BRIEF → Find the word "referrals" in the data. Return every line where it appears.

RECORDED INFORMATION →

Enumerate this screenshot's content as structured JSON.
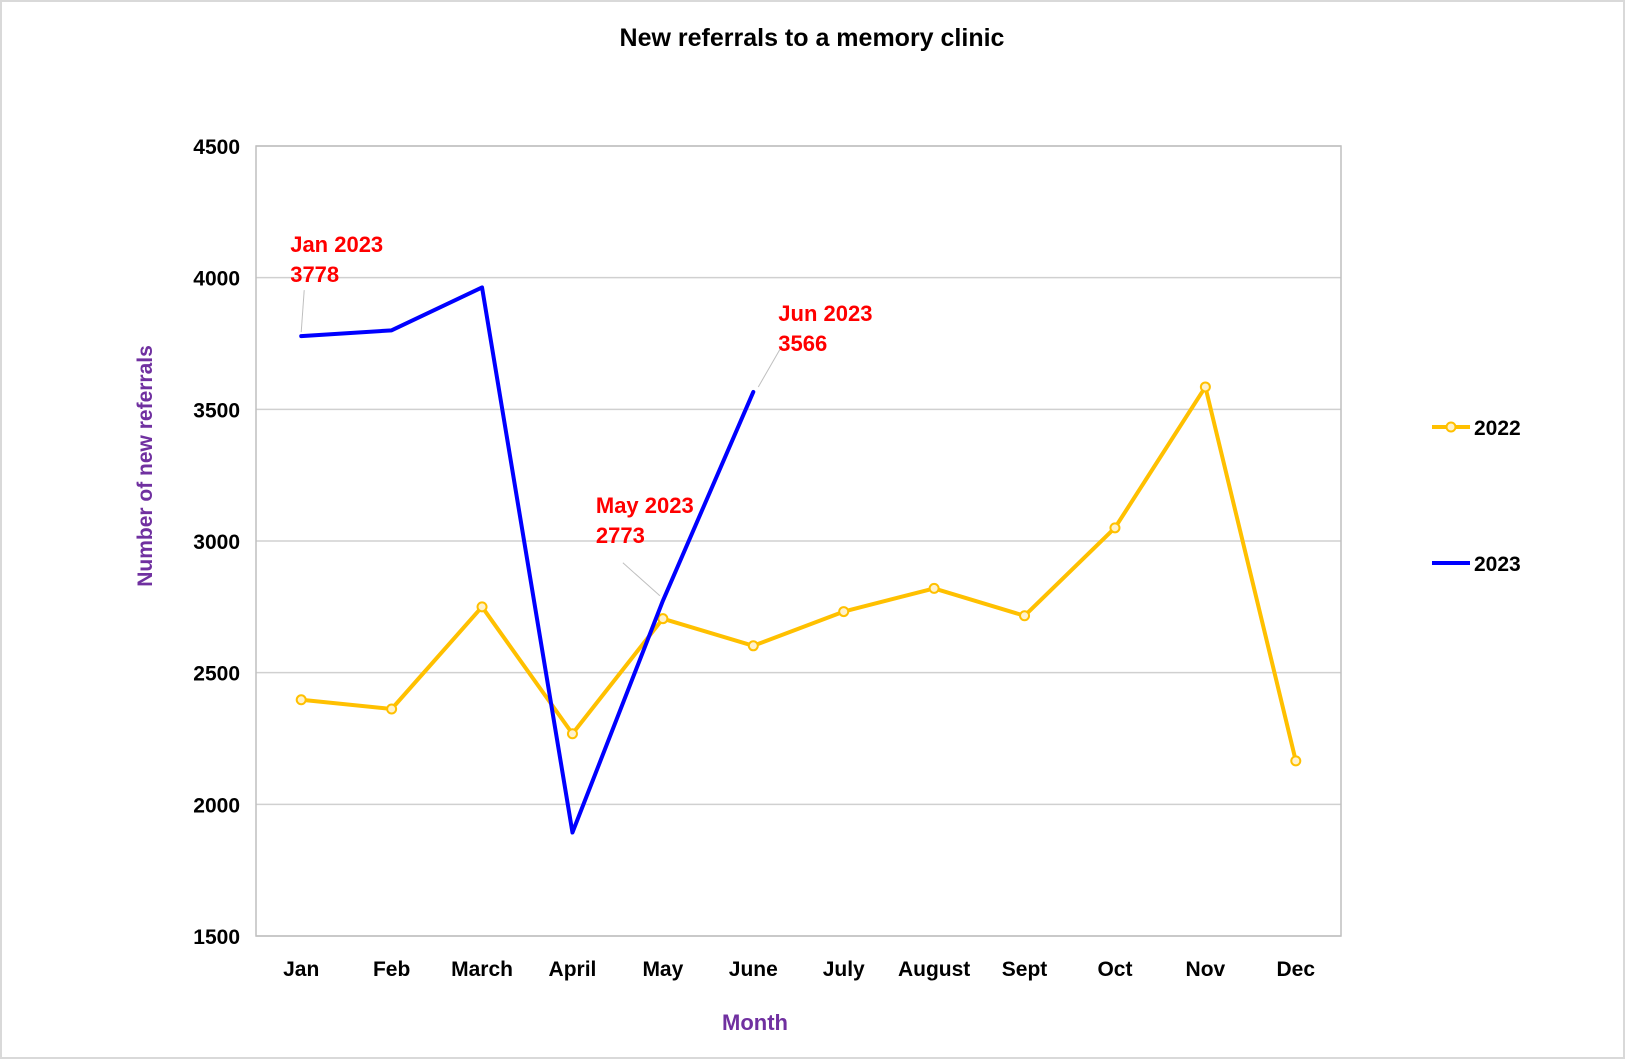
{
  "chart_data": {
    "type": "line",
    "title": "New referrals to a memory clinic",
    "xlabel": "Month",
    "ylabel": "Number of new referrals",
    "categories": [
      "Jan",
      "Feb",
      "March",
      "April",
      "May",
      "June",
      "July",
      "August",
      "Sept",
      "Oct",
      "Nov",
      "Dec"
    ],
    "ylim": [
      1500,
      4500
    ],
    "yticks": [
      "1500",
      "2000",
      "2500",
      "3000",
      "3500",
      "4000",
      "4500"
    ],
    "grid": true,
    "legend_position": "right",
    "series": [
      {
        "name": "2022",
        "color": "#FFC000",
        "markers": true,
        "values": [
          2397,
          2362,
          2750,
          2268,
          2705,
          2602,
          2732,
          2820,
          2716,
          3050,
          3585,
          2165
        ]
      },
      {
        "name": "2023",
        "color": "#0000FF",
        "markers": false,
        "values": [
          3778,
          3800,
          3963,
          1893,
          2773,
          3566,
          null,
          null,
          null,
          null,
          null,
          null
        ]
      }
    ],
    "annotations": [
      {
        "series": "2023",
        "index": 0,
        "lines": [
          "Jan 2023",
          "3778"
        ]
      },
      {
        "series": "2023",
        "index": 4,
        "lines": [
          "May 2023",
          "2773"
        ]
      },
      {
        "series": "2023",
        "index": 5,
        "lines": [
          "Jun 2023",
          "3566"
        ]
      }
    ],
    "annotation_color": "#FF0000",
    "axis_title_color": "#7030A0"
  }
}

---

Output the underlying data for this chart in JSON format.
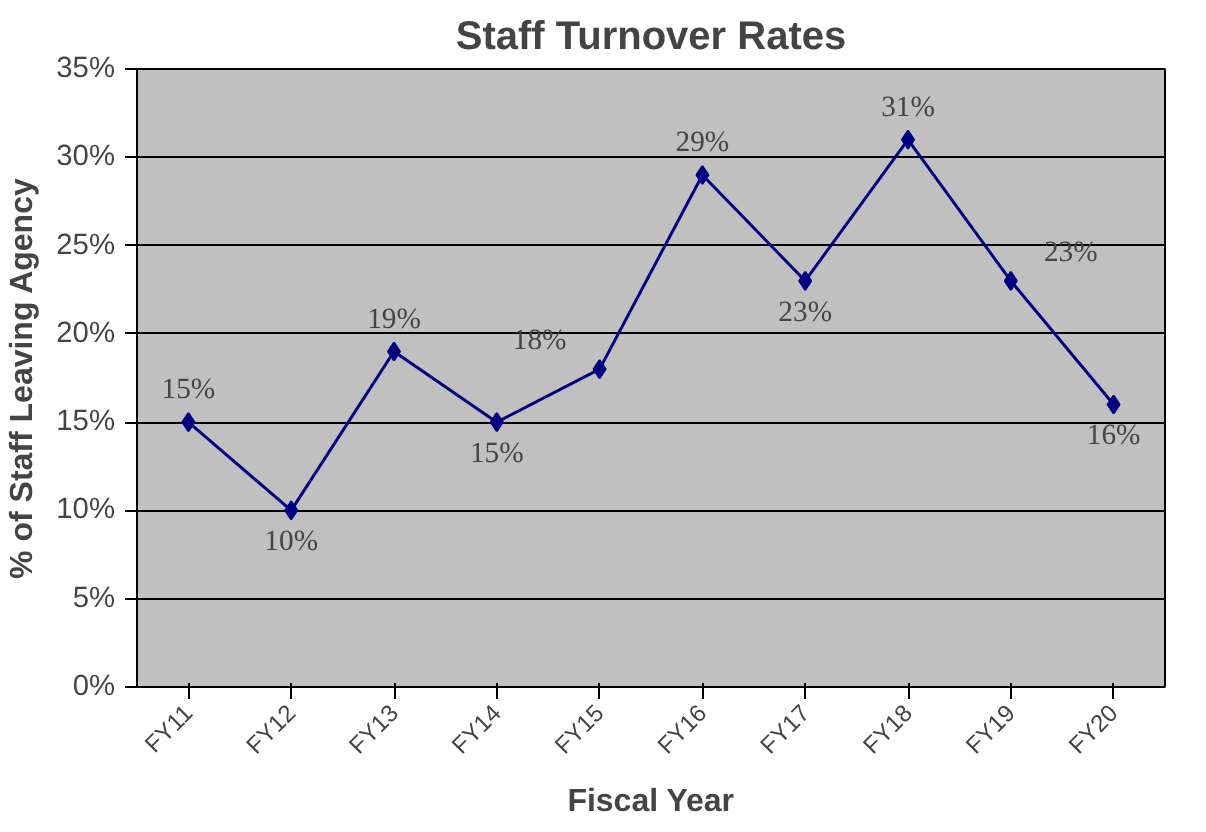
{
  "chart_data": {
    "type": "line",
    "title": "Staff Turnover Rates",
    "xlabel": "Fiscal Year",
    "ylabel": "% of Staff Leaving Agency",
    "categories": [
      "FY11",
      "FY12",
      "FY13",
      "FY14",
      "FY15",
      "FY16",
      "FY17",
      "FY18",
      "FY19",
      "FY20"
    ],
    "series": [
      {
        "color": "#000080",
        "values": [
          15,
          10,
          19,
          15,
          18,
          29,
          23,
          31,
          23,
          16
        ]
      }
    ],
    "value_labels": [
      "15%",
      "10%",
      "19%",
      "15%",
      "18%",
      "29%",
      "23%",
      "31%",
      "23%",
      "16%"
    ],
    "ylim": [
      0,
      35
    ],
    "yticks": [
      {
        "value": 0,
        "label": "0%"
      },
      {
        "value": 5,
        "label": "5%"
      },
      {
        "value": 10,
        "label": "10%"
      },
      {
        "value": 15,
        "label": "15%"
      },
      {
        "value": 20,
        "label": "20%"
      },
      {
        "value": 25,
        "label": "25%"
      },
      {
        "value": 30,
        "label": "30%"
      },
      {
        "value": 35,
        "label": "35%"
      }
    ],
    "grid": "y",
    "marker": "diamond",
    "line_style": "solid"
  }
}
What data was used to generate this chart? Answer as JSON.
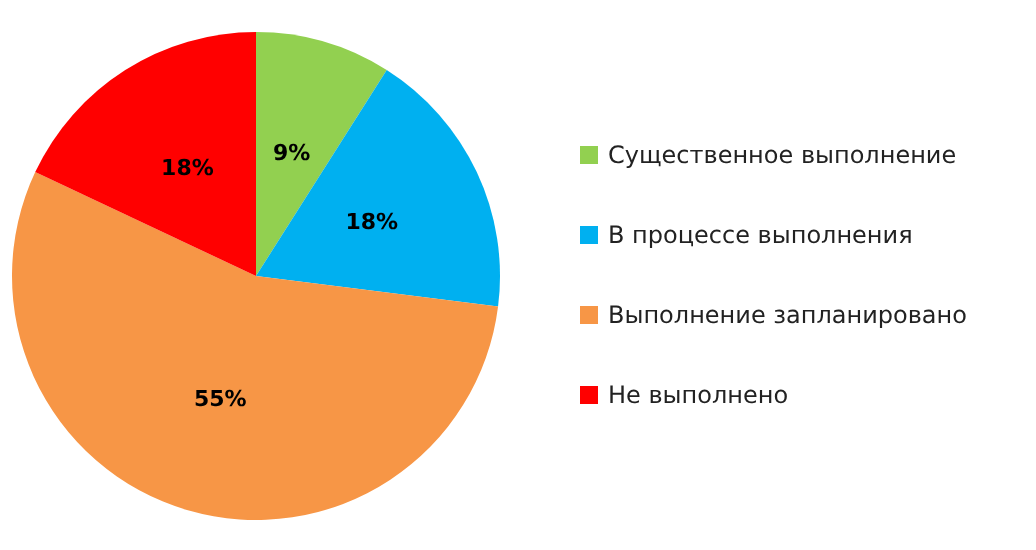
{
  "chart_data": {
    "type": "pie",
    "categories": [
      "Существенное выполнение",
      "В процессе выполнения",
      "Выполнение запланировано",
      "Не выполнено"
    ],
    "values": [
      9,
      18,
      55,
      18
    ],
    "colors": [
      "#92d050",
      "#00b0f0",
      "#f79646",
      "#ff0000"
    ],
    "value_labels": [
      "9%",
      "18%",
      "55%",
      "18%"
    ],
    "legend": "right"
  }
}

==

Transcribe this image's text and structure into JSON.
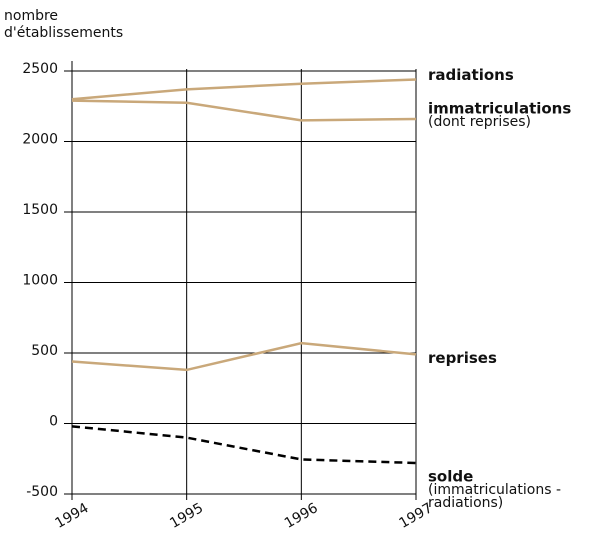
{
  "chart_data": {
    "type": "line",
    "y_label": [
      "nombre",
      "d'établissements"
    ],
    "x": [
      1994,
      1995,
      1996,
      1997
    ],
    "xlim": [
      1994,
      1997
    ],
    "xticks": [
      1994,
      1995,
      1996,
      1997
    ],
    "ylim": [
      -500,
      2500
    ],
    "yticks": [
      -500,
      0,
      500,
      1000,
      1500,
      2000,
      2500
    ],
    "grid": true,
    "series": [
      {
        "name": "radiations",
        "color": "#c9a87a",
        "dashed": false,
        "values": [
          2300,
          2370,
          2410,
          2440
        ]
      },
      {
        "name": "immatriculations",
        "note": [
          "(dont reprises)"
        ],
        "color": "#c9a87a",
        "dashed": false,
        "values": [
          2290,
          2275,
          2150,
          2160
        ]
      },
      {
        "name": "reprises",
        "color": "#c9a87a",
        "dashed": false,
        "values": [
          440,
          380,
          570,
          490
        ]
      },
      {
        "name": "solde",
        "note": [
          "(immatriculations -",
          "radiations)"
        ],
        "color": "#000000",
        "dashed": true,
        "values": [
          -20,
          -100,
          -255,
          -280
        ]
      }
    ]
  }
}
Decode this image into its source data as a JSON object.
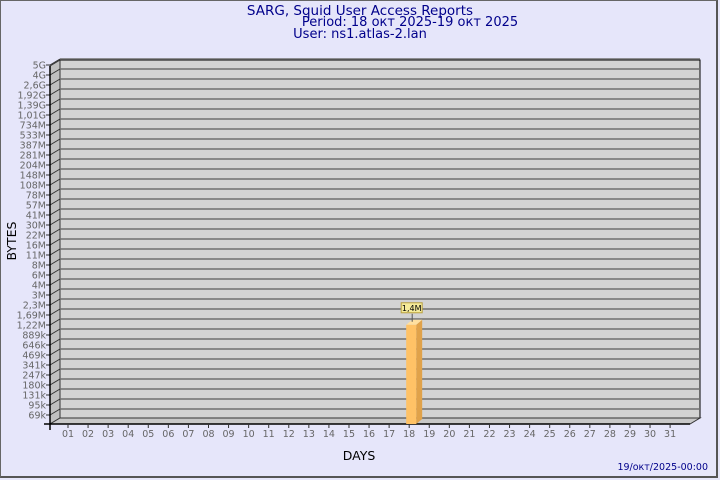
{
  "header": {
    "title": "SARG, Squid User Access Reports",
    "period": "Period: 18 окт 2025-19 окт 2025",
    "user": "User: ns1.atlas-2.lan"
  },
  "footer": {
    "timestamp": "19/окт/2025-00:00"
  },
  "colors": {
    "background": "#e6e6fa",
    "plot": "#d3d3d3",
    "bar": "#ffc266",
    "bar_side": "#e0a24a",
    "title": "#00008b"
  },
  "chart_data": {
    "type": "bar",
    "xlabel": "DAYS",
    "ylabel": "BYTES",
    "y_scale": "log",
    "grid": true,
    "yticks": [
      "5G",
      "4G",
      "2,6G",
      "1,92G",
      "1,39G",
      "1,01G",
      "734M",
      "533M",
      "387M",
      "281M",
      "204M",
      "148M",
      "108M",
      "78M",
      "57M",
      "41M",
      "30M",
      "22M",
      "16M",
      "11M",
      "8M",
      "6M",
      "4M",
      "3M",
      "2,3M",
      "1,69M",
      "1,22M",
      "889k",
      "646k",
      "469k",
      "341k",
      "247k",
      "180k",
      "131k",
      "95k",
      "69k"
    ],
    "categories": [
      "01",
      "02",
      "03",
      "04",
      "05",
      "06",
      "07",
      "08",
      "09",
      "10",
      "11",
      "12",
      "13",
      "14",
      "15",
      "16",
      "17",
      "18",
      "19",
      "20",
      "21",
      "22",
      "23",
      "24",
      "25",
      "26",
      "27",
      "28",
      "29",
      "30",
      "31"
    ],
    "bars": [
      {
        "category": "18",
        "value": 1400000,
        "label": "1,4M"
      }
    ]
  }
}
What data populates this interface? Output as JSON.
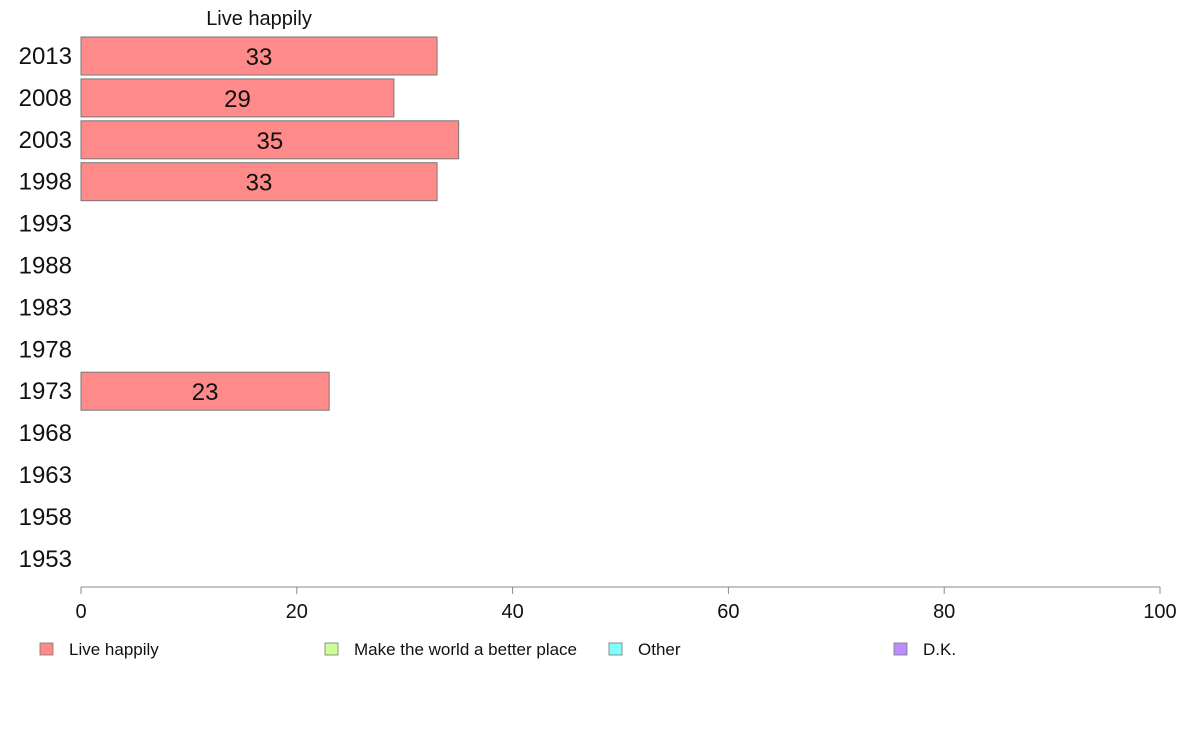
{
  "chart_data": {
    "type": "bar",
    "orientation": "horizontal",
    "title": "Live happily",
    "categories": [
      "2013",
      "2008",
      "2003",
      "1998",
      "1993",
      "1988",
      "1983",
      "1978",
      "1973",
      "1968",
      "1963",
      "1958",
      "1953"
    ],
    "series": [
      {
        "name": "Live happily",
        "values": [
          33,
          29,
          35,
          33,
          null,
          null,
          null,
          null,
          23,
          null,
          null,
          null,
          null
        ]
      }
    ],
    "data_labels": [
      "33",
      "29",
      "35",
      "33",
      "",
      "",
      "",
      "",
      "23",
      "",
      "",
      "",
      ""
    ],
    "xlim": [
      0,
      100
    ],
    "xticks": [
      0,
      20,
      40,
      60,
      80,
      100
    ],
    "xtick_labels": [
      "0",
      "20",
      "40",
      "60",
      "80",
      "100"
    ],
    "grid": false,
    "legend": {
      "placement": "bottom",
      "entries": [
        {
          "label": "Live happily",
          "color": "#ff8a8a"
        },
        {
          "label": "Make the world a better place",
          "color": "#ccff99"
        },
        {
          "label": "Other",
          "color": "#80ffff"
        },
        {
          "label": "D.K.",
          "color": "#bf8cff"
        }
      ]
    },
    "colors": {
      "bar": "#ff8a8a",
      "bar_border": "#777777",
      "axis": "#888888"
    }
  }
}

TASK RESULT →
    "title": "New referrals to a memory clinic",
    "ylabel": "Number of new referrals",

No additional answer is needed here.